**EXERCISE**
Copy out the entries with "Indifference point" swapped for "Switching point" and everything else left the same.

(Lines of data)
◆ ◆ ◆

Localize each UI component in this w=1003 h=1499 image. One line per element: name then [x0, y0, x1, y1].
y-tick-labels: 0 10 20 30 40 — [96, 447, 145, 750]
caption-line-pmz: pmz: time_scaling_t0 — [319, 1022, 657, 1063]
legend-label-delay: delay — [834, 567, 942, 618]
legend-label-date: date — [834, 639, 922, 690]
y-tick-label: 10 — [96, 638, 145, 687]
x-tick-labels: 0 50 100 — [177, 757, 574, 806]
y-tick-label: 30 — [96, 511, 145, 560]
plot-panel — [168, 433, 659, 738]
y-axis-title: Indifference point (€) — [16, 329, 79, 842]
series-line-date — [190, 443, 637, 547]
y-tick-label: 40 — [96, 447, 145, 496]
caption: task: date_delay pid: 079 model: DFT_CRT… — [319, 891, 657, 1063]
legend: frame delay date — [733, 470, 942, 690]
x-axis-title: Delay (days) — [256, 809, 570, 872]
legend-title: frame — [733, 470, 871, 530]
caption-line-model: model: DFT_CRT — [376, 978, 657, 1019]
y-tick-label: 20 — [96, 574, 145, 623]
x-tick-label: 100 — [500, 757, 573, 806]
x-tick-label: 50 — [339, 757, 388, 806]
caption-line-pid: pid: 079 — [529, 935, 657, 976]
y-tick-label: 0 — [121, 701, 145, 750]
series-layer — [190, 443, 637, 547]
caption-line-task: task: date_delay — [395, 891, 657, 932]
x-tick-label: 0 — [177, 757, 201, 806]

◆ ◆ ◆

**OUTPUT FOR THIS EXERCISE**
Localize each UI component in this w=1003 h=1499 image. One line per element: name then [x0, y0, x1, y1].
y-tick-labels: 0 10 20 30 40 — [96, 447, 145, 750]
caption-line-pmz: pmz: time_scaling_t0 — [319, 1022, 657, 1063]
legend-label-delay: delay — [834, 567, 942, 618]
legend-label-date: date — [834, 639, 922, 690]
y-tick-label: 10 — [96, 638, 145, 687]
x-tick-labels: 0 50 100 — [177, 757, 574, 806]
y-tick-label: 30 — [96, 511, 145, 560]
plot-panel — [168, 433, 659, 738]
y-axis-title: Switching point (€) — [16, 329, 79, 842]
series-line-date — [190, 443, 637, 547]
y-tick-label: 40 — [96, 447, 145, 496]
caption: task: date_delay pid: 079 model: DFT_CRT… — [319, 891, 657, 1063]
legend: frame delay date — [733, 470, 942, 690]
x-axis-title: Delay (days) — [256, 809, 570, 872]
legend-title: frame — [733, 470, 871, 530]
caption-line-model: model: DFT_CRT — [376, 978, 657, 1019]
y-tick-label: 20 — [96, 574, 145, 623]
x-tick-label: 100 — [500, 757, 573, 806]
x-tick-label: 50 — [339, 757, 388, 806]
caption-line-pid: pid: 079 — [529, 935, 657, 976]
y-tick-label: 0 — [121, 701, 145, 750]
series-layer — [190, 443, 637, 547]
caption-line-task: task: date_delay — [395, 891, 657, 932]
x-tick-label: 0 — [177, 757, 201, 806]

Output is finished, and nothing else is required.